Rows →
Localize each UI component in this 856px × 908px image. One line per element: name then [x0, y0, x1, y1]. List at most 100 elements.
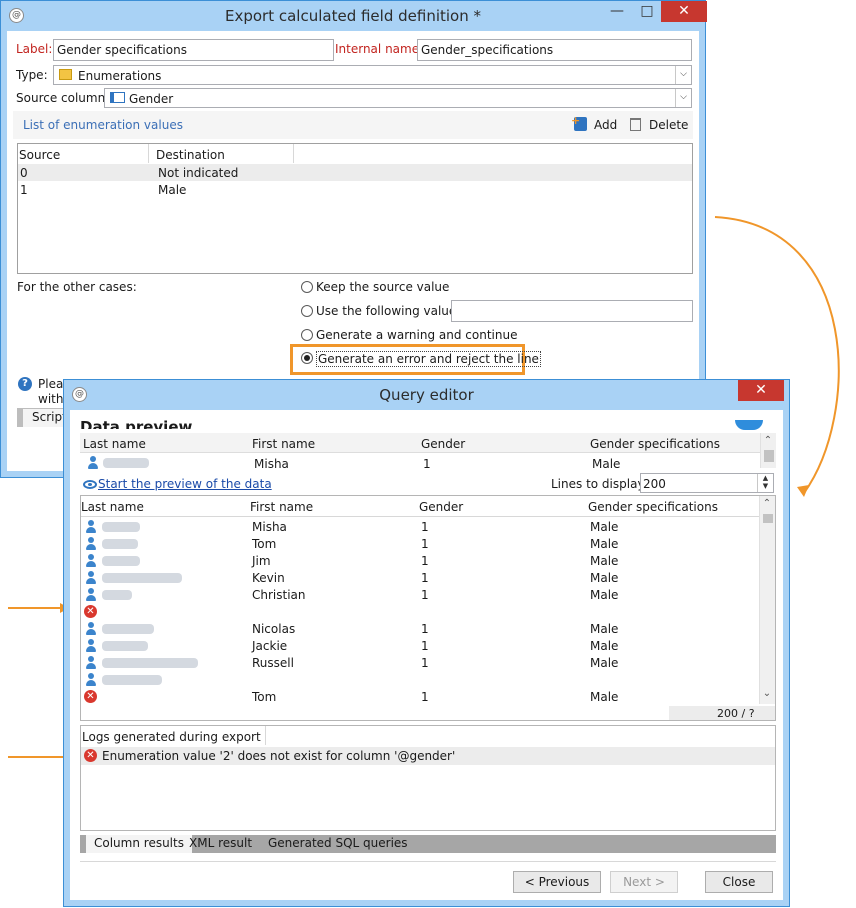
user-icon — [85, 554, 97, 568]
table-row[interactable]: Jackie 1 Male — [81, 637, 759, 654]
gender-spec-cell: Male — [590, 571, 619, 585]
source-column-value: Gender — [129, 92, 174, 106]
spinner-icon[interactable]: ▲ ▼ — [757, 474, 773, 492]
delete-button[interactable]: Delete — [629, 117, 689, 135]
query-title-bar[interactable]: @ Query editor ✕ — [64, 380, 789, 410]
col-gender-spec[interactable]: Gender specifications — [588, 500, 718, 514]
first-name-cell: Kevin — [252, 571, 285, 585]
close-icon[interactable]: ✕ — [738, 380, 784, 401]
footer-divider — [80, 861, 776, 862]
log-row[interactable]: ✕ Enumeration value '2' does not exist f… — [81, 747, 775, 765]
user-icon — [85, 656, 97, 670]
query-client-area: Data preview Last name First name Gender… — [70, 410, 783, 900]
enum-col-source[interactable]: Source — [19, 148, 60, 162]
table-row[interactable]: 1 Male — [18, 181, 692, 198]
table-row[interactable]: Tom 1 Male — [81, 535, 759, 552]
start-preview-link[interactable]: Start the preview of the data — [98, 477, 272, 491]
top-scrollbar[interactable]: ⌃ — [760, 433, 776, 468]
previous-button[interactable]: < Previous — [513, 871, 601, 893]
error-icon: ✕ — [84, 605, 97, 618]
radio-use-value[interactable] — [301, 305, 313, 317]
results-scrollbar[interactable]: ⌃ ⌄ — [759, 496, 775, 704]
gender-spec-cell: Male — [590, 622, 619, 636]
table-row[interactable]: Nicolas 1 Male — [81, 620, 759, 637]
user-icon — [85, 673, 97, 687]
trash-icon — [630, 118, 641, 131]
type-dropdown[interactable]: Enumerations ⌵ — [53, 65, 692, 85]
blurred-last-name — [102, 556, 140, 566]
info-text-line2: with — [38, 392, 64, 406]
blurred-last-name — [102, 522, 140, 532]
error-row-pointer-arrow — [8, 603, 69, 613]
gender-spec-cell: Male — [590, 520, 619, 534]
data-preview-heading: Data preview — [80, 418, 193, 429]
blurred-last-name — [102, 675, 162, 685]
source-column-dropdown[interactable]: Gender ⌵ — [104, 88, 692, 108]
logs-panel: Logs generated during export ✕ Enumerati… — [80, 725, 776, 831]
table-row[interactable]: ✕ — [81, 603, 759, 620]
maximize-icon[interactable]: □ — [633, 1, 661, 22]
gender-spec-cell: Male — [590, 554, 619, 568]
chevron-down-icon[interactable]: ⌵ — [675, 89, 691, 107]
scroll-up-icon[interactable]: ⌃ — [761, 435, 775, 446]
table-row[interactable]: Jim 1 Male — [81, 552, 759, 569]
col-gender[interactable]: Gender — [419, 500, 463, 514]
table-row[interactable]: Russell 1 Male — [81, 654, 759, 671]
tab-generated-sql[interactable]: Generated SQL queries — [260, 835, 416, 853]
blurred-last-name — [103, 458, 149, 468]
label-caption: Label: — [16, 42, 53, 56]
scroll-thumb[interactable] — [763, 514, 773, 523]
table-row[interactable]: Misha 1 Male — [81, 518, 759, 535]
type-caption: Type: — [16, 68, 48, 82]
table-row[interactable] — [81, 671, 759, 688]
table-row[interactable]: Kevin 1 Male — [81, 569, 759, 586]
lines-to-display-input[interactable]: 200 ▲ ▼ — [640, 473, 774, 493]
type-value: Enumerations — [78, 69, 162, 83]
scroll-up-icon[interactable]: ⌃ — [760, 498, 774, 509]
radio-keep-source[interactable] — [301, 281, 313, 293]
radio-warning[interactable] — [301, 329, 313, 341]
user-icon — [87, 456, 99, 470]
top-col-gender-spec[interactable]: Gender specifications — [590, 437, 720, 451]
chevron-down-icon[interactable]: ⌵ — [675, 66, 691, 84]
gender-spec-cell: Male — [590, 656, 619, 670]
top-col-first-name[interactable]: First name — [252, 437, 315, 451]
query-editor-window: @ Query editor ✕ Data preview Last name … — [63, 379, 790, 907]
close-button[interactable]: Close — [705, 871, 773, 893]
minimize-icon[interactable]: — — [603, 1, 631, 22]
user-icon — [85, 520, 97, 534]
next-button[interactable]: Next > — [610, 871, 678, 893]
first-name-cell: Christian — [252, 588, 306, 602]
enumeration-icon — [59, 69, 72, 80]
tab-xml-result[interactable]: XML result — [181, 835, 260, 853]
blurred-last-name — [102, 624, 154, 634]
col-last-name[interactable]: Last name — [81, 500, 144, 514]
top-col-last-name[interactable]: Last name — [83, 437, 146, 451]
log-message: Enumeration value '2' does not exist for… — [102, 749, 456, 763]
gender-spec-cell: Male — [590, 537, 619, 551]
enum-col-destination[interactable]: Destination — [156, 148, 225, 162]
table-row[interactable]: 0 Not indicated — [18, 164, 692, 181]
radio-error-reject-label: Generate an error and reject the line — [316, 351, 541, 367]
enum-table[interactable]: Source Destination 0 Not indicated 1 Mal… — [17, 143, 693, 274]
top-col-gender[interactable]: Gender — [421, 437, 465, 451]
radio-error-reject[interactable] — [301, 352, 313, 364]
internal-name-caption: Internal name: — [335, 42, 424, 56]
internal-name-input[interactable]: Gender_specifications — [417, 39, 692, 61]
following-value-input[interactable] — [451, 300, 693, 322]
scroll-down-icon[interactable]: ⌄ — [760, 688, 774, 699]
collapse-icon[interactable] — [735, 420, 763, 430]
enum-source-cell: 1 — [20, 183, 28, 197]
tab-column-results[interactable]: Column results — [86, 835, 192, 853]
add-label: Add — [594, 118, 618, 132]
scroll-thumb[interactable] — [764, 450, 774, 462]
table-row[interactable]: Christian 1 Male — [81, 586, 759, 603]
label-input[interactable]: Gender specifications — [53, 39, 334, 61]
table-row[interactable]: ✕ Tom 1 Male — [81, 688, 759, 705]
radio-warning-label: Generate a warning and continue — [316, 328, 518, 342]
gender-cell: 1 — [421, 588, 429, 602]
col-first-name[interactable]: First name — [250, 500, 313, 514]
close-icon[interactable]: ✕ — [661, 1, 707, 22]
user-icon — [85, 622, 97, 636]
export-title-bar[interactable]: @ Export calculated field definition * —… — [1, 1, 707, 31]
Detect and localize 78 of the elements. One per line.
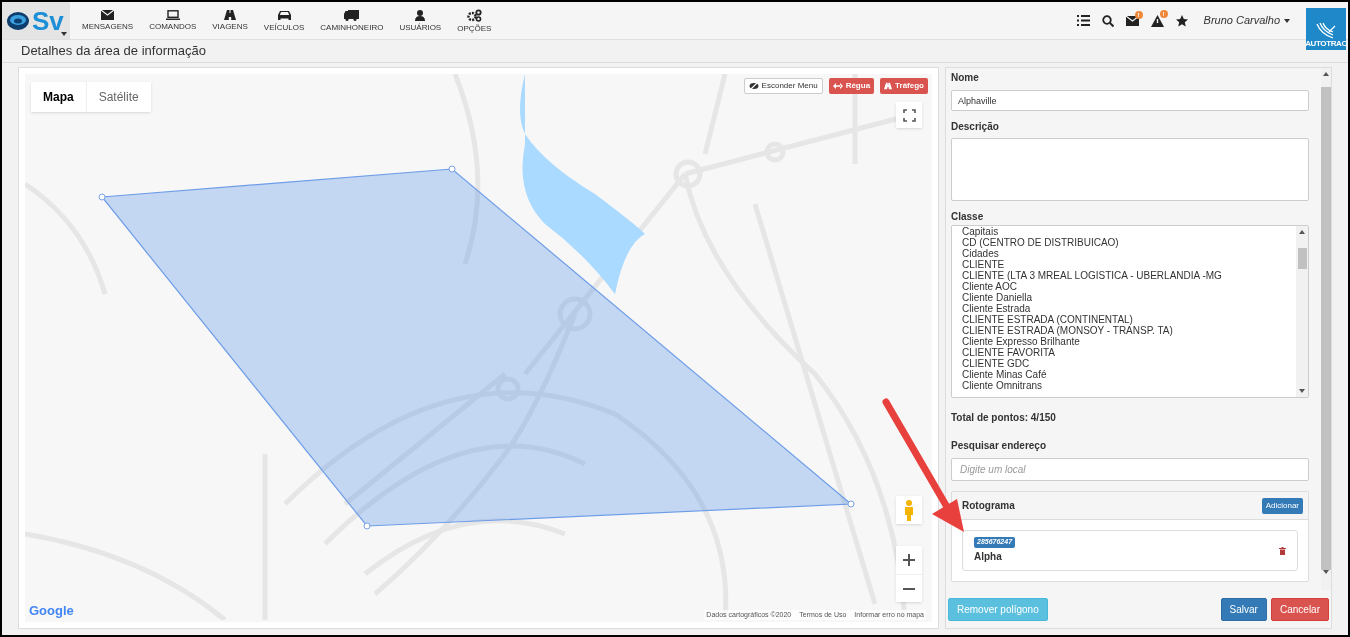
fullscreen-button[interactable] xyxy=(896,102,922,128)
list-option[interactable]: Cliente AOC xyxy=(962,281,1296,292)
list-option[interactable]: Cliente Daniella xyxy=(962,292,1296,303)
minus-icon xyxy=(903,587,915,590)
gears-icon xyxy=(466,8,482,22)
map-button[interactable]: Régua xyxy=(828,78,875,94)
map-button[interactable]: Tráfego xyxy=(880,78,928,94)
eye-logo-icon xyxy=(6,10,30,31)
form-button[interactable]: Cancelar xyxy=(1270,597,1329,621)
nav-menu-item[interactable]: MENSAGENS xyxy=(74,2,142,39)
field-label: Classe xyxy=(951,210,985,224)
delete-button[interactable] xyxy=(1279,546,1286,555)
plus-icon xyxy=(903,554,915,566)
car-icon xyxy=(276,9,292,21)
caret-icon xyxy=(61,32,67,36)
nav-menu-item[interactable]: VEÍCULOS xyxy=(255,2,313,39)
add-button[interactable]: Adicionar xyxy=(1261,497,1303,514)
list-option[interactable]: Cliente Omnitrans xyxy=(962,380,1296,391)
user-name[interactable]: Bruno Carvalho xyxy=(1203,12,1280,29)
scroll-up-icon[interactable] xyxy=(1299,230,1305,234)
scroll-down-icon[interactable] xyxy=(1299,389,1305,393)
toolbar-button[interactable] xyxy=(1175,14,1188,27)
list-option[interactable]: Cidades xyxy=(962,248,1296,259)
nav-menu-item[interactable]: COMANDOS xyxy=(141,2,205,39)
description-field[interactable] xyxy=(951,138,1309,201)
item-name: Alpha xyxy=(974,549,1002,564)
scrollbar-thumb[interactable] xyxy=(1297,248,1307,269)
nav-menu-item[interactable]: CAMINHONEIRO xyxy=(312,2,392,39)
nav-menu-item[interactable]: USUÁRIOS xyxy=(391,2,450,39)
map-type-tab[interactable]: Satélite xyxy=(85,82,151,112)
list-option[interactable]: Cliente Minas Café xyxy=(962,369,1296,380)
points-total: Total de pontos: 4/150 xyxy=(951,411,1057,425)
road-icon xyxy=(224,10,237,20)
list-option[interactable]: Cliente Estrada xyxy=(962,303,1296,314)
list-option[interactable]: Capitais xyxy=(962,226,1296,237)
warning-icon xyxy=(1150,14,1164,27)
scroll-up-icon[interactable] xyxy=(1323,72,1329,76)
user-icon xyxy=(415,9,426,21)
list-option[interactable]: CLIENTE xyxy=(962,259,1296,270)
road-icon xyxy=(884,82,893,90)
list-option[interactable]: Cliente Expresso Brilhante xyxy=(962,336,1296,347)
name-field[interactable]: Alphaville xyxy=(951,90,1309,111)
truck-icon xyxy=(344,9,360,21)
nav-menu-item[interactable]: OPÇÕES xyxy=(449,2,500,39)
list-option[interactable]: CLIENTE (LTA 3 MREAL LOGISTICA - UBERLANDIA -MG xyxy=(962,270,1296,281)
list-option[interactable]: CLIENTE ESTRADA (MONSOY - TRANSP. TA) xyxy=(962,325,1296,336)
trash-icon xyxy=(1279,546,1286,555)
eye-slash-icon xyxy=(748,82,759,90)
form-button[interactable]: Salvar xyxy=(1220,597,1267,621)
field-label: Pesquisar endereço xyxy=(951,439,1048,453)
envelope-icon xyxy=(1125,15,1139,26)
page-title: Detalhes da área de informação xyxy=(21,42,206,61)
list-option[interactable]: CLIENTE GDC xyxy=(962,358,1296,369)
double-arrow-icon xyxy=(832,83,843,89)
star-icon xyxy=(1175,14,1188,27)
class-listbox[interactable] xyxy=(951,225,1309,398)
panel-title: Rotograma xyxy=(962,499,1015,513)
google-logo: Google xyxy=(29,601,74,620)
search-icon xyxy=(1101,14,1114,27)
nav-menu-item[interactable]: VIAGENS xyxy=(204,2,256,39)
toolbar-button[interactable] xyxy=(1101,14,1114,27)
list-icon xyxy=(1076,15,1090,26)
swoosh-logo-icon xyxy=(1315,22,1337,40)
field-label: Descrição xyxy=(951,120,1000,134)
map-type-tab[interactable]: Mapa xyxy=(31,82,86,112)
field-label: Nome xyxy=(951,71,980,85)
toolbar-button[interactable] xyxy=(1076,15,1090,26)
caret-icon xyxy=(1284,18,1290,23)
envelope-icon xyxy=(101,10,115,20)
scrollbar[interactable] xyxy=(1296,226,1308,397)
list-option[interactable]: CLIENTE ESTRADA (CONTINENTAL) xyxy=(962,314,1296,325)
fullscreen-icon xyxy=(902,108,916,122)
list-option[interactable]: CD (CENTRO DE DISTRIBUICAO) xyxy=(962,237,1296,248)
map-button[interactable]: Esconder Menu xyxy=(743,78,823,94)
pegman-icon xyxy=(903,499,915,521)
list-option[interactable]: CLIENTE FAVORITA xyxy=(962,347,1296,358)
laptop-icon xyxy=(165,10,180,20)
address-search-field[interactable]: Digite um local xyxy=(951,458,1309,481)
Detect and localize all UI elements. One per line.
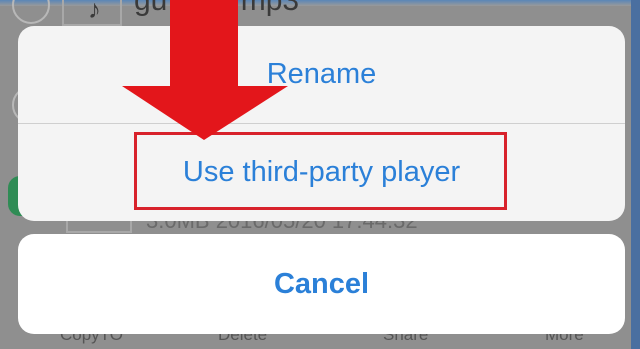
select-radio-icon[interactable] xyxy=(12,0,50,24)
right-edge-border xyxy=(631,0,640,349)
music-note-icon: ♪ xyxy=(88,0,101,24)
highlight-box xyxy=(134,132,507,210)
cancel-button[interactable]: Cancel xyxy=(18,234,625,334)
red-arrow-icon xyxy=(122,0,288,140)
rename-option[interactable]: Rename xyxy=(18,26,625,124)
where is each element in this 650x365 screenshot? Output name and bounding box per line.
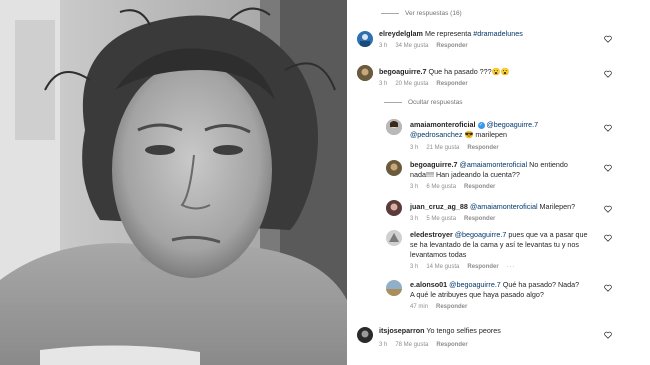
avatar[interactable] — [386, 280, 402, 296]
comment-text: juan_cruz_ag_88 @amaiamonteroficial Mari… — [410, 202, 575, 212]
heart-icon[interactable] — [604, 35, 612, 43]
comment-text: e.alonso01 @begoaguirre.7 Qué ha pasado?… — [410, 280, 579, 290]
comment-meta: 3 h 20 Me gusta Responder — [379, 81, 476, 87]
comment-likes[interactable]: 14 Me gusta — [426, 264, 459, 270]
divider-line — [381, 13, 399, 14]
view-replies-label: Ver respuestas (16) — [405, 10, 462, 17]
comment-meta: 3 h 21 Me gusta Responder — [410, 145, 507, 151]
comment-username[interactable]: begoaguirre.7 — [379, 67, 427, 76]
comment-username[interactable]: elreydelglam — [379, 29, 423, 38]
comment-time: 3 h — [410, 216, 419, 222]
avatar[interactable] — [357, 31, 373, 47]
comment-text: amaiamonteroficial ✓ @begoaguirre.7 — [410, 120, 538, 130]
comment-likes[interactable]: 21 Me gusta — [426, 145, 459, 151]
more-icon[interactable]: ··· — [507, 264, 516, 270]
comment-body: Me representa — [424, 29, 474, 38]
avatar[interactable] — [386, 119, 402, 135]
heart-icon[interactable] — [604, 234, 612, 242]
comment-time: 3 h — [379, 43, 388, 49]
heart-icon[interactable] — [604, 331, 612, 339]
comment-likes[interactable]: 20 Me gusta — [395, 81, 428, 87]
reply-button[interactable]: Responder — [464, 184, 495, 190]
comment-meta: 3 h 6 Me gusta Responder — [410, 184, 503, 190]
comment-username[interactable]: eledestroyer — [410, 230, 453, 239]
comment-time: 3 h — [379, 342, 388, 348]
comment-text-line2: @pedrosanchez 😎 marilepen — [410, 130, 507, 140]
comment-username[interactable]: begoaguirre.7 — [410, 160, 458, 169]
comment-text: begoaguirre.7 @amaiamonteroficial No ent… — [410, 160, 568, 170]
comment-time: 47 min — [410, 304, 429, 310]
mention-link[interactable]: @begoaguirre.7 — [449, 280, 501, 289]
comment-text-line2: A qué le atribuyes que haya pasado algo? — [410, 290, 544, 299]
hide-replies-label: Ocultar respuestas — [408, 99, 463, 106]
comment-time: 3 h — [410, 184, 419, 190]
heart-icon[interactable] — [604, 70, 612, 78]
verified-icon: ✓ — [477, 121, 485, 129]
reply-button[interactable]: Responder — [436, 304, 467, 310]
comment-meta: 3 h 78 Me gusta Responder — [379, 342, 476, 348]
comment-meta: 3 h 14 Me gusta Responder ··· — [410, 264, 524, 270]
comment-text: eledestroyer @begoaguirre.7 pues que va … — [410, 230, 588, 240]
comment-meta: 3 h 5 Me gusta Responder — [410, 216, 503, 222]
comment-username[interactable]: e.alonso01 — [410, 280, 447, 289]
reply-button[interactable]: Responder — [436, 81, 467, 87]
hide-replies-link[interactable]: Ocultar respuestas — [384, 99, 463, 106]
comments-panel — [347, 0, 650, 365]
reply-button[interactable]: Responder — [436, 342, 467, 348]
comment-text-line2: nada!!!! Han jadeando la cuenta?? — [410, 170, 520, 179]
avatar[interactable] — [386, 200, 402, 216]
comment-meta: 3 h 34 Me gusta Responder — [379, 43, 476, 49]
post-photo — [0, 0, 347, 365]
view-replies-link[interactable]: Ver respuestas (16) — [381, 10, 462, 17]
reply-button[interactable]: Responder — [436, 43, 467, 49]
avatar[interactable] — [386, 160, 402, 176]
comment-body: Qué ha pasado? Nada? — [500, 280, 580, 289]
comment-likes[interactable]: 6 Me gusta — [426, 184, 456, 190]
comment-meta: 47 min Responder — [410, 304, 475, 310]
reply-button[interactable]: Responder — [467, 145, 498, 151]
comment-time: 3 h — [379, 81, 388, 87]
avatar[interactable] — [357, 327, 373, 343]
heart-icon[interactable] — [604, 205, 612, 213]
comment-text-line2: se ha levantado de la cama y así te leva… — [410, 240, 580, 249]
comment-text: itsjoseparron Yo tengo selfies peores — [379, 326, 501, 336]
reply-button[interactable]: Responder — [467, 264, 498, 270]
comment-username[interactable]: amaiamonteroficial — [410, 120, 476, 129]
heart-icon[interactable] — [604, 284, 612, 292]
comment-text-line3: levantamos todas — [410, 250, 467, 259]
avatar[interactable] — [357, 65, 373, 81]
comment-username[interactable]: juan_cruz_ag_88 — [410, 202, 468, 211]
mention-link[interactable]: @pedrosanchez — [410, 130, 462, 139]
comment-time: 3 h — [410, 264, 419, 270]
comment-body: pues que va a pasar que — [506, 230, 588, 239]
divider-line — [384, 102, 402, 103]
comment-body: Que ha pasado ???😮😮 — [428, 67, 510, 76]
comment-likes[interactable]: 5 Me gusta — [426, 216, 456, 222]
mention-link[interactable]: @begoaguirre.7 — [455, 230, 507, 239]
comment-text: elreydelglam Me representa #dramadelunes — [379, 29, 523, 39]
mention-link[interactable]: @amaiamonteroficial — [460, 160, 528, 169]
comment-likes[interactable]: 34 Me gusta — [395, 43, 428, 49]
comment-text: begoaguirre.7 Que ha pasado ???😮😮 — [379, 67, 510, 77]
comment-username[interactable]: itsjoseparron — [379, 326, 425, 335]
hashtag-link[interactable]: #dramadelunes — [473, 29, 523, 38]
comment-body: No entiendo — [527, 160, 568, 169]
mention-link[interactable]: @amaiamonteroficial — [470, 202, 538, 211]
comment-body: Yo tengo selfies peores — [426, 326, 501, 335]
avatar[interactable] — [386, 230, 402, 246]
heart-icon[interactable] — [604, 164, 612, 172]
comment-time: 3 h — [410, 145, 419, 151]
comment-body: Marilepen? — [537, 202, 576, 211]
selfie-image — [0, 0, 347, 365]
comment-body: 😎 marilepen — [462, 130, 507, 139]
mention-link[interactable]: @begoaguirre.7 — [487, 120, 539, 129]
reply-button[interactable]: Responder — [464, 216, 495, 222]
heart-icon[interactable] — [604, 124, 612, 132]
comment-likes[interactable]: 78 Me gusta — [395, 342, 428, 348]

Goal →
Turn the lines of the material from the line with "fullscreen-button[interactable] xyxy=(896,102,922,128)" up to and including the line with "points-total: Total de" into a numbered list, leaving out any blank lines.

The output →
1. fullscreen-button[interactable] xyxy=(896,102,922,128)
2. list-option[interactable]: Cliente AOC xyxy=(962,281,1296,292)
3. list-option[interactable]: Cliente Daniella xyxy=(962,292,1296,303)
4. minus-icon xyxy=(903,587,915,590)
5. gears-icon xyxy=(466,8,482,22)
6. map-button[interactable]: Régua xyxy=(828,78,875,94)
7. map-button[interactable]: Tráfego xyxy=(880,78,928,94)
8. eye-logo-icon xyxy=(6,10,30,31)
9. form-button[interactable]: Cancelar xyxy=(1270,597,1329,621)
10. nav-menu-item[interactable]: MENSAGENS xyxy=(74,2,142,39)
11. field-label: Classe xyxy=(951,210,985,224)
12. delete-button[interactable] xyxy=(1279,546,1286,555)
13. plus-icon xyxy=(903,554,915,566)
14. car-icon xyxy=(276,9,292,21)
15. caret-icon xyxy=(61,32,67,36)
16. nav-menu-item[interactable]: VEÍCULOS xyxy=(255,2,313,39)
17. add-button[interactable]: Adicionar xyxy=(1261,497,1303,514)
18. list-option[interactable]: Cliente Omnitrans xyxy=(962,380,1296,391)
19. user-name[interactable]: Bruno Carvalho xyxy=(1203,12,1280,29)
20. scroll-up-icon[interactable] xyxy=(1299,230,1305,234)
21. scroll-down-icon[interactable] xyxy=(1299,389,1305,393)
22. toolbar-button[interactable] xyxy=(1175,14,1188,27)
23. list-option[interactable]: Cidades xyxy=(962,248,1296,259)
24. nav-menu-item[interactable]: COMANDOS xyxy=(141,2,205,39)
25. description-field[interactable] xyxy=(951,138,1309,201)
26. item-name: Alpha xyxy=(974,549,1002,564)
27. scrollbar-thumb[interactable] xyxy=(1297,248,1307,269)
28. nav-menu-item[interactable]: CAMINHONEIRO xyxy=(312,2,392,39)
29. nav-menu-item[interactable]: USUÁRIOS xyxy=(391,2,450,39)
30. map-type-tab[interactable]: Satélite xyxy=(85,82,151,112)
31. list-option[interactable]: Cliente Minas Café xyxy=(962,369,1296,380)
32. points-total: Total de pontos: 4/150 xyxy=(951,411,1057,425)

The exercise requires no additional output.